* WHAT THIS TASK INVOLVES:
Set out every line of the records below as a Markdown table with the columns "Row" and "Line". Number the rows in order and leave out blank lines.
## Begin INPUT MATERIAL
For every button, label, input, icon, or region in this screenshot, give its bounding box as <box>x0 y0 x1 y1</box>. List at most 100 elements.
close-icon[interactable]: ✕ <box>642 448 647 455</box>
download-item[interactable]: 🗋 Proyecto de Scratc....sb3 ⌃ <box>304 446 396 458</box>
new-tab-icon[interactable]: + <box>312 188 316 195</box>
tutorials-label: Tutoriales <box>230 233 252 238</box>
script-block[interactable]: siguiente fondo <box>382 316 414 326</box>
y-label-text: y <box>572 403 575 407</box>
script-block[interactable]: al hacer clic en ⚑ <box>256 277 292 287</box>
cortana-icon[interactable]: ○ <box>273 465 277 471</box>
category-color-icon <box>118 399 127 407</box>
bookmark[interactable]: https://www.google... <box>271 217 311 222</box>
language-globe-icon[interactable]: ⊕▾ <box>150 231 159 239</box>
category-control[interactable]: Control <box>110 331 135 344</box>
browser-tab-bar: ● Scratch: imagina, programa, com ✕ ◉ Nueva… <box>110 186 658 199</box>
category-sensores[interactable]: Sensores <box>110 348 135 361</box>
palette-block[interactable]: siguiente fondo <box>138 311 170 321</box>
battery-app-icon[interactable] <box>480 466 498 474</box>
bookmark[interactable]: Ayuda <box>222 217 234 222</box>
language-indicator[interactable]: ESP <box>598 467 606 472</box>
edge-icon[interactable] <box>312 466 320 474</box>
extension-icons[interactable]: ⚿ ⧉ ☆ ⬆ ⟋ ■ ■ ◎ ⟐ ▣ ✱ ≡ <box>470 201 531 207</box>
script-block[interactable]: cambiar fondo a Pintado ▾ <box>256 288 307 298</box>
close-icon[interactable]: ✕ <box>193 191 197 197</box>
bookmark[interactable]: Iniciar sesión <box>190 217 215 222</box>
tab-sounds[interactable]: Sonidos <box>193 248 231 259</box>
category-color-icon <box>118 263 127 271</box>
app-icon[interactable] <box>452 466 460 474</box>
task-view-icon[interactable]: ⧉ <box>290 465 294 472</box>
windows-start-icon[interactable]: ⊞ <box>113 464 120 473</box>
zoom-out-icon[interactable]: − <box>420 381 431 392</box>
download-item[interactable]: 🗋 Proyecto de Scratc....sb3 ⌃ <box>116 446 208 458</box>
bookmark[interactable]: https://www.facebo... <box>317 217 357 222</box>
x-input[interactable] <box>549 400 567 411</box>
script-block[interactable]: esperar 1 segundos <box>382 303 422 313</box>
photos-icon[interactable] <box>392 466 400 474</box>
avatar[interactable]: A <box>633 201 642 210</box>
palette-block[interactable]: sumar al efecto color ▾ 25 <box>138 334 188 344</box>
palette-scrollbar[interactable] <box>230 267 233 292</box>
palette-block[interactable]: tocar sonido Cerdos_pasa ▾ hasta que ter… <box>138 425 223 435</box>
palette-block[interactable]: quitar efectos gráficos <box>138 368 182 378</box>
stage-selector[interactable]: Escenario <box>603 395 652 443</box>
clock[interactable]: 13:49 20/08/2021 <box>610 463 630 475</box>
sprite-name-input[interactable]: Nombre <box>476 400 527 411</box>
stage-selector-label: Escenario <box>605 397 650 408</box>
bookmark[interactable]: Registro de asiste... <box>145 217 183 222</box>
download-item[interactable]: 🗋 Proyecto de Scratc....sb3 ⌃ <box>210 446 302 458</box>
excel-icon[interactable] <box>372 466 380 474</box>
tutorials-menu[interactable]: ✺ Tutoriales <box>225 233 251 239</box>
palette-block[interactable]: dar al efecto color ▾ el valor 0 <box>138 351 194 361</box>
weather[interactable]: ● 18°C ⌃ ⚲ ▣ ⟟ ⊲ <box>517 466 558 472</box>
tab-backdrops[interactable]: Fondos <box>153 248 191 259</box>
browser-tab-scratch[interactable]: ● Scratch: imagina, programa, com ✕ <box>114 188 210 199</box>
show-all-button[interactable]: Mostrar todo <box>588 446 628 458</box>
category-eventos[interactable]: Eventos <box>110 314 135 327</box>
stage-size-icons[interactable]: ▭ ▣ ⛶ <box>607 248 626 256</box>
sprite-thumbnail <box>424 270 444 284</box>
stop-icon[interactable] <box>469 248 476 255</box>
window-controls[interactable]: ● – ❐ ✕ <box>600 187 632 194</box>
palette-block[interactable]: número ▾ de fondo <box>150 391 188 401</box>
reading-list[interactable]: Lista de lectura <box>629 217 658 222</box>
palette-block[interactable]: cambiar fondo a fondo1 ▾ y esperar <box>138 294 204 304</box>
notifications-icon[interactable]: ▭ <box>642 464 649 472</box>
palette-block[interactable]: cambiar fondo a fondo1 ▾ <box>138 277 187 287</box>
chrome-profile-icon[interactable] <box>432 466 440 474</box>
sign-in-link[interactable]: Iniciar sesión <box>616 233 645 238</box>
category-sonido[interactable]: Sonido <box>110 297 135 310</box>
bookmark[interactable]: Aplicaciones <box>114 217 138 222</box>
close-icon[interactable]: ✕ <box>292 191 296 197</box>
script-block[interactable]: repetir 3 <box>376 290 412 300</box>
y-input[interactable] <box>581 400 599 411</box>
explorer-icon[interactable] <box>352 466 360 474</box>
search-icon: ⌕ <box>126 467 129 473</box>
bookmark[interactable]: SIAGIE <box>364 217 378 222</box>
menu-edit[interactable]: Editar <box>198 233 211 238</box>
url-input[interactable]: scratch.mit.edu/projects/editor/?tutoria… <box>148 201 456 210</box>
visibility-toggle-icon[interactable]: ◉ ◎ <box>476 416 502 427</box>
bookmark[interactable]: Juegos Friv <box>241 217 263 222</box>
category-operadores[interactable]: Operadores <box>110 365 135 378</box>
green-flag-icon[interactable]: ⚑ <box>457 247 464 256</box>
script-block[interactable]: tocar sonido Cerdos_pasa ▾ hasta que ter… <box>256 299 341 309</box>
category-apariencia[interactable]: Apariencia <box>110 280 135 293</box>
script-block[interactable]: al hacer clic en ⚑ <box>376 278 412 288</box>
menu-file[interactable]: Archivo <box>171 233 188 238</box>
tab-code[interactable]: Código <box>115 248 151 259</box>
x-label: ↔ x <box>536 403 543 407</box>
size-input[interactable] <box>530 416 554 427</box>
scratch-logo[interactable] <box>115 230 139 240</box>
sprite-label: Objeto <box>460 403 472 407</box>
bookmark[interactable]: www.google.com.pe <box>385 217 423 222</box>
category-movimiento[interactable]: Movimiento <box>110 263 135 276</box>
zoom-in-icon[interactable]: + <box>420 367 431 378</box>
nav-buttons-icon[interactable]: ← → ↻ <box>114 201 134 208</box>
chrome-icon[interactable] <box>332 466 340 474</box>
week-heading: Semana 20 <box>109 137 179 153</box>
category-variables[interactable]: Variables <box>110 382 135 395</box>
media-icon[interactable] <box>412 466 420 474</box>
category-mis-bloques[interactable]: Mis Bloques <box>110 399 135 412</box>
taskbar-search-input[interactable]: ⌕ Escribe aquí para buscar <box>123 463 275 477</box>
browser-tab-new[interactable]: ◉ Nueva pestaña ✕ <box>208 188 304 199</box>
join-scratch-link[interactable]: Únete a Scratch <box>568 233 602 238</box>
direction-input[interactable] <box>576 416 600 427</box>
## End INPUT MATERIAL
* FINAL RESULT:
| Row | Line |
|---|---|
| 1 | For every button, label, input, icon, or region in this screenshot, give its bounding box as <box>x0 y0 x1 y1</box>. List at most 100 elements. |
| 2 | close-icon[interactable]: ✕ <box>642 448 647 455</box> |
| 3 | download-item[interactable]: 🗋 Proyecto de Scratc....sb3 ⌃ <box>304 446 396 458</box> |
| 4 | new-tab-icon[interactable]: + <box>312 188 316 195</box> |
| 5 | tutorials-label: Tutoriales <box>230 233 252 238</box> |
| 6 | script-block[interactable]: siguiente fondo <box>382 316 414 326</box> |
| 7 | y-label-text: y <box>572 403 575 407</box> |
| 8 | script-block[interactable]: al hacer clic en ⚑ <box>256 277 292 287</box> |
| 9 | cortana-icon[interactable]: ○ <box>273 465 277 471</box> |
| 10 | category-color-icon <box>118 399 127 407</box> |
| 11 | bookmark[interactable]: https://www.google... <box>271 217 311 222</box> |
| 12 | language-globe-icon[interactable]: ⊕▾ <box>150 231 159 239</box> |
| 13 | category-control[interactable]: Control <box>110 331 135 344</box> |
| 14 | browser-tab-bar: ● Scratch: imagina, programa, com ✕ ◉ Nueva… <box>110 186 658 199</box> |
| 15 | category-sensores[interactable]: Sensores <box>110 348 135 361</box> |
| 16 | palette-block[interactable]: siguiente fondo <box>138 311 170 321</box> |
| 17 | battery-app-icon[interactable] <box>480 466 498 474</box> |
| 18 | bookmark[interactable]: Ayuda <box>222 217 234 222</box> |
| 19 | language-indicator[interactable]: ESP <box>598 467 606 472</box> |
| 20 | edge-icon[interactable] <box>312 466 320 474</box> |
| 21 | extension-icons[interactable]: ⚿ ⧉ ☆ ⬆ ⟋ ■ ■ ◎ ⟐ ▣ ✱ ≡ <box>470 201 531 207</box> |
| 22 | script-block[interactable]: cambiar fondo a Pintado ▾ <box>256 288 307 298</box> |
| 23 | close-icon[interactable]: ✕ <box>193 191 197 197</box> |
| 24 | bookmark[interactable]: Iniciar sesión <box>190 217 215 222</box> |
| 25 | tab-sounds[interactable]: Sonidos <box>193 248 231 259</box> |
| 26 | category-color-icon <box>118 263 127 271</box> |
| 27 | app-icon[interactable] <box>452 466 460 474</box> |
| 28 | task-view-icon[interactable]: ⧉ <box>290 465 294 472</box> |
| 29 | windows-start-icon[interactable]: ⊞ <box>113 464 120 473</box> |
| 30 | zoom-out-icon[interactable]: − <box>420 381 431 392</box> |
| 31 | download-item[interactable]: 🗋 Proyecto de Scratc....sb3 ⌃ <box>116 446 208 458</box> |
| 32 | bookmark[interactable]: https://www.facebo... <box>317 217 357 222</box> |
| 33 | x-input[interactable] <box>549 400 567 411</box> |
| 34 | script-block[interactable]: esperar 1 segundos <box>382 303 422 313</box> |
| 35 | photos-icon[interactable] <box>392 466 400 474</box> |
| 36 | avatar[interactable]: A <box>633 201 642 210</box> |
| 37 | palette-block[interactable]: sumar al efecto color ▾ 25 <box>138 334 188 344</box> |
| 38 | palette-scrollbar[interactable] <box>230 267 233 292</box> |
| 39 | palette-block[interactable]: tocar sonido Cerdos_pasa ▾ hasta que ter… <box>138 425 223 435</box> |
| 40 | palette-block[interactable]: quitar efectos gráficos <box>138 368 182 378</box> |
| 41 | stage-selector[interactable]: Escenario <box>603 395 652 443</box> |
| 42 | clock[interactable]: 13:49 20/08/2021 <box>610 463 630 475</box> |
| 43 | sprite-name-input[interactable]: Nombre <box>476 400 527 411</box> |
| 44 | stage-selector-label: Escenario <box>605 397 650 408</box> |
| 45 | bookmark[interactable]: Registro de asiste... <box>145 217 183 222</box> |
| 46 | download-item[interactable]: 🗋 Proyecto de Scratc....sb3 ⌃ <box>210 446 302 458</box> |
| 47 | excel-icon[interactable] <box>372 466 380 474</box> |
| 48 | tutorials-menu[interactable]: ✺ Tutoriales <box>225 233 251 239</box> |
| 49 | palette-block[interactable]: dar al efecto color ▾ el valor 0 <box>138 351 194 361</box> |
| 50 | weather[interactable]: ● 18°C ⌃ ⚲ ▣ ⟟ ⊲ <box>517 466 558 472</box> |
| 51 | tab-backdrops[interactable]: Fondos <box>153 248 191 259</box> |
| 52 | browser-tab-scratch[interactable]: ● Scratch: imagina, programa, com ✕ <box>114 188 210 199</box> |
| 53 | show-all-button[interactable]: Mostrar todo <box>588 446 628 458</box> |
| 54 | category-eventos[interactable]: Eventos <box>110 314 135 327</box> |
| 55 | stage-size-icons[interactable]: ▭ ▣ ⛶ <box>607 248 626 256</box> |
| 56 | sprite-thumbnail <box>424 270 444 284</box> |
| 57 | stop-icon[interactable] <box>469 248 476 255</box> |
| 58 | window-controls[interactable]: ● – ❐ ✕ <box>600 187 632 194</box> |
| 59 | palette-block[interactable]: número ▾ de fondo <box>150 391 188 401</box> |
| 60 | reading-list[interactable]: Lista de lectura <box>629 217 658 222</box> |
| 61 | palette-block[interactable]: cambiar fondo a fondo1 ▾ y esperar <box>138 294 204 304</box> |
| 62 | notifications-icon[interactable]: ▭ <box>642 464 649 472</box> |
| 63 | palette-block[interactable]: cambiar fondo a fondo1 ▾ <box>138 277 187 287</box> |
| 64 | chrome-profile-icon[interactable] <box>432 466 440 474</box> |
| 65 | sign-in-link[interactable]: Iniciar sesión <box>616 233 645 238</box> |
| 66 | category-sonido[interactable]: Sonido <box>110 297 135 310</box> |
| 67 | bookmark[interactable]: Aplicaciones <box>114 217 138 222</box> |
| 68 | close-icon[interactable]: ✕ <box>292 191 296 197</box> |
| 69 | script-block[interactable]: repetir 3 <box>376 290 412 300</box> |
| 70 | y-input[interactable] <box>581 400 599 411</box> |
| 71 | explorer-icon[interactable] <box>352 466 360 474</box> |
| 72 | search-icon: ⌕ <box>126 467 129 473</box> |
| 73 | bookmark[interactable]: SIAGIE <box>364 217 378 222</box> |
| 74 | menu-edit[interactable]: Editar <box>198 233 211 238</box> |
| 75 | url-input[interactable]: scratch.mit.edu/projects/editor/?tutoria… <box>148 201 456 210</box> |
| 76 | visibility-toggle-icon[interactable]: ◉ ◎ <box>476 416 502 427</box> |
| 77 | bookmark[interactable]: Juegos Friv <box>241 217 263 222</box> |
| 78 | category-operadores[interactable]: Operadores <box>110 365 135 378</box> |
| 79 | green-flag-icon[interactable]: ⚑ <box>457 247 464 256</box> |
| 80 | script-block[interactable]: tocar sonido Cerdos_pasa ▾ hasta que ter… <box>256 299 341 309</box> |
| 81 | category-apariencia[interactable]: Apariencia <box>110 280 135 293</box> |
| 82 | script-block[interactable]: al hacer clic en ⚑ <box>376 278 412 288</box> |
| 83 | menu-file[interactable]: Archivo <box>171 233 188 238</box> |
| 84 | tab-code[interactable]: Código <box>115 248 151 259</box> |
| 85 | x-label: ↔ x <box>536 403 543 407</box> |
| 86 | size-input[interactable] <box>530 416 554 427</box> |
| 87 | scratch-logo[interactable] <box>115 230 139 240</box> |
| 88 | sprite-label: Objeto <box>460 403 472 407</box> |
| 89 | bookmark[interactable]: www.google.com.pe <box>385 217 423 222</box> |
| 90 | category-movimiento[interactable]: Movimiento <box>110 263 135 276</box> |
| 91 | zoom-in-icon[interactable]: + <box>420 367 431 378</box> |
| 92 | nav-buttons-icon[interactable]: ← → ↻ <box>114 201 134 208</box> |
| 93 | chrome-icon[interactable] <box>332 466 340 474</box> |
| 94 | week-heading: Semana 20 <box>109 137 179 153</box> |
| 95 | category-variables[interactable]: Variables <box>110 382 135 395</box> |
| 96 | media-icon[interactable] <box>412 466 420 474</box> |
| 97 | category-mis-bloques[interactable]: Mis Bloques <box>110 399 135 412</box> |
| 98 | taskbar-search-input[interactable]: ⌕ Escribe aquí para buscar <box>123 463 275 477</box> |
| 99 | browser-tab-new[interactable]: ◉ Nueva pestaña ✕ <box>208 188 304 199</box> |
| 100 | join-scratch-link[interactable]: Únete a Scratch <box>568 233 602 238</box> |
| 101 | direction-input[interactable] <box>576 416 600 427</box> |